[Begin Records for processing]

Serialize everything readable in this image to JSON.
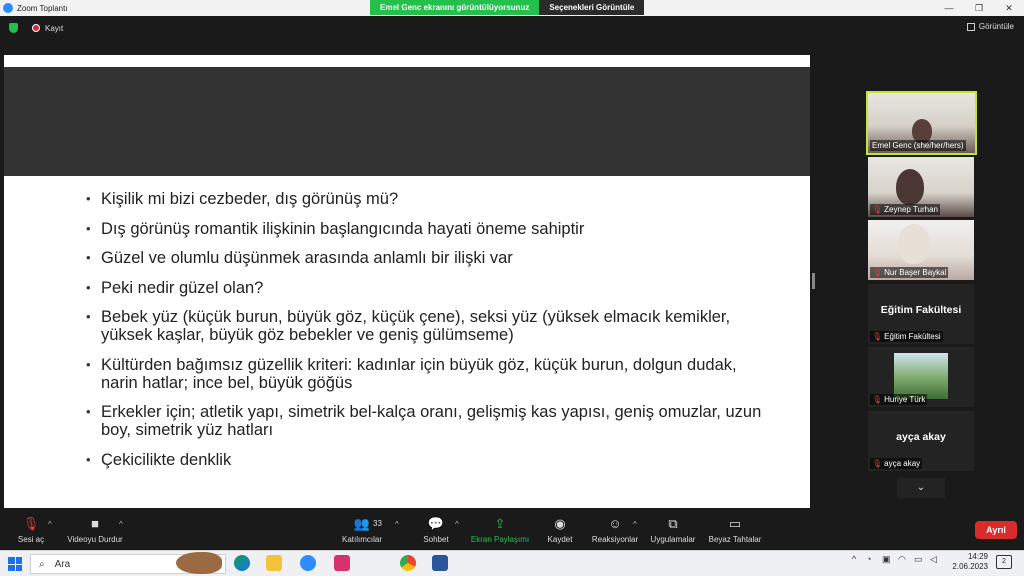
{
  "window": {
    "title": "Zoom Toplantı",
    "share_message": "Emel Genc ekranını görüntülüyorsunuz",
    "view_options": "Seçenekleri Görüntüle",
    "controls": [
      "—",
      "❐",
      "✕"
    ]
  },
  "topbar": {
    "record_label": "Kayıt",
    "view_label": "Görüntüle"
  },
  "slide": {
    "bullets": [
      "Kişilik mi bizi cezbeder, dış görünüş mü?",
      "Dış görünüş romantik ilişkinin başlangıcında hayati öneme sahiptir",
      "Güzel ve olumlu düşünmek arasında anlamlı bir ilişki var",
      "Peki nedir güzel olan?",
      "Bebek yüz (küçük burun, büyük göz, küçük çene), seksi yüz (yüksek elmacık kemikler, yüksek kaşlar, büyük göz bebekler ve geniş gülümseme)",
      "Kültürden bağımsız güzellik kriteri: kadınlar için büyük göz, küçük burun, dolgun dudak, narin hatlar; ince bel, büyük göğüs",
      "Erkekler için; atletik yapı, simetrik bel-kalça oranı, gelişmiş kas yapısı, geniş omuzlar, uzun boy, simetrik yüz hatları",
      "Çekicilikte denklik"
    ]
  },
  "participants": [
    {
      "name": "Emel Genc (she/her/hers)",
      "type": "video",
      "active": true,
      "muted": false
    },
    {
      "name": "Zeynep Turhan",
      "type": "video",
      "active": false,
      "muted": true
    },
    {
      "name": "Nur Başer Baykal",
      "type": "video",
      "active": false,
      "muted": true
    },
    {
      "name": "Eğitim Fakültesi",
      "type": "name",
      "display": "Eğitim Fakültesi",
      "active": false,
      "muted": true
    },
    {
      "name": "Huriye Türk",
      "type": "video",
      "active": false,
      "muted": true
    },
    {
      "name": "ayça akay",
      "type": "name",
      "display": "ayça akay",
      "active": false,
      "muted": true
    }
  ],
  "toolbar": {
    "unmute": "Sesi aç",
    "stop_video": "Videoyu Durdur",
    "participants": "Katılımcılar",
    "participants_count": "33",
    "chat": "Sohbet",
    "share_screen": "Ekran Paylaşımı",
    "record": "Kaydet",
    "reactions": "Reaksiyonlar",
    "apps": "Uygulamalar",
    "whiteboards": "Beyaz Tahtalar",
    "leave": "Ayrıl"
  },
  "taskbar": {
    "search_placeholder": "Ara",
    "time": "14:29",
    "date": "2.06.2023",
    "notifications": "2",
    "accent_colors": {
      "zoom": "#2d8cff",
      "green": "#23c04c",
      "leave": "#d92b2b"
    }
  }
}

[End Records for processing]

## The problem
Take the listing above and print it exactly, apart from the pictures.

## Final answer
Serialize everything readable in this image to JSON.
{
  "window": {
    "title": "Zoom Toplantı",
    "share_message": "Emel Genc ekranını görüntülüyorsunuz",
    "view_options": "Seçenekleri Görüntüle",
    "controls": [
      "—",
      "❐",
      "✕"
    ]
  },
  "topbar": {
    "record_label": "Kayıt",
    "view_label": "Görüntüle"
  },
  "slide": {
    "bullets": [
      "Kişilik mi bizi cezbeder, dış görünüş mü?",
      "Dış görünüş romantik ilişkinin başlangıcında hayati öneme sahiptir",
      "Güzel ve olumlu düşünmek arasında anlamlı bir ilişki var",
      "Peki nedir güzel olan?",
      "Bebek yüz (küçük burun, büyük göz, küçük çene), seksi yüz (yüksek elmacık kemikler, yüksek kaşlar, büyük göz bebekler ve geniş gülümseme)",
      "Kültürden bağımsız güzellik kriteri: kadınlar için büyük göz, küçük burun, dolgun dudak, narin hatlar; ince bel, büyük göğüs",
      "Erkekler için; atletik yapı, simetrik bel-kalça oranı, gelişmiş kas yapısı, geniş omuzlar, uzun boy, simetrik yüz hatları",
      "Çekicilikte denklik"
    ]
  },
  "participants": [
    {
      "name": "Emel Genc (she/her/hers)",
      "type": "video",
      "active": true,
      "muted": false
    },
    {
      "name": "Zeynep Turhan",
      "type": "video",
      "active": false,
      "muted": true
    },
    {
      "name": "Nur Başer Baykal",
      "type": "video",
      "active": false,
      "muted": true
    },
    {
      "name": "Eğitim Fakültesi",
      "type": "name",
      "display": "Eğitim Fakültesi",
      "active": false,
      "muted": true
    },
    {
      "name": "Huriye Türk",
      "type": "video",
      "active": false,
      "muted": true
    },
    {
      "name": "ayça akay",
      "type": "name",
      "display": "ayça akay",
      "active": false,
      "muted": true
    }
  ],
  "toolbar": {
    "unmute": "Sesi aç",
    "stop_video": "Videoyu Durdur",
    "participants": "Katılımcılar",
    "participants_count": "33",
    "chat": "Sohbet",
    "share_screen": "Ekran Paylaşımı",
    "record": "Kaydet",
    "reactions": "Reaksiyonlar",
    "apps": "Uygulamalar",
    "whiteboards": "Beyaz Tahtalar",
    "leave": "Ayrıl"
  },
  "taskbar": {
    "search_placeholder": "Ara",
    "time": "14:29",
    "date": "2.06.2023",
    "notifications": "2",
    "accent_colors": {
      "zoom": "#2d8cff",
      "green": "#23c04c",
      "leave": "#d92b2b"
    }
  }
}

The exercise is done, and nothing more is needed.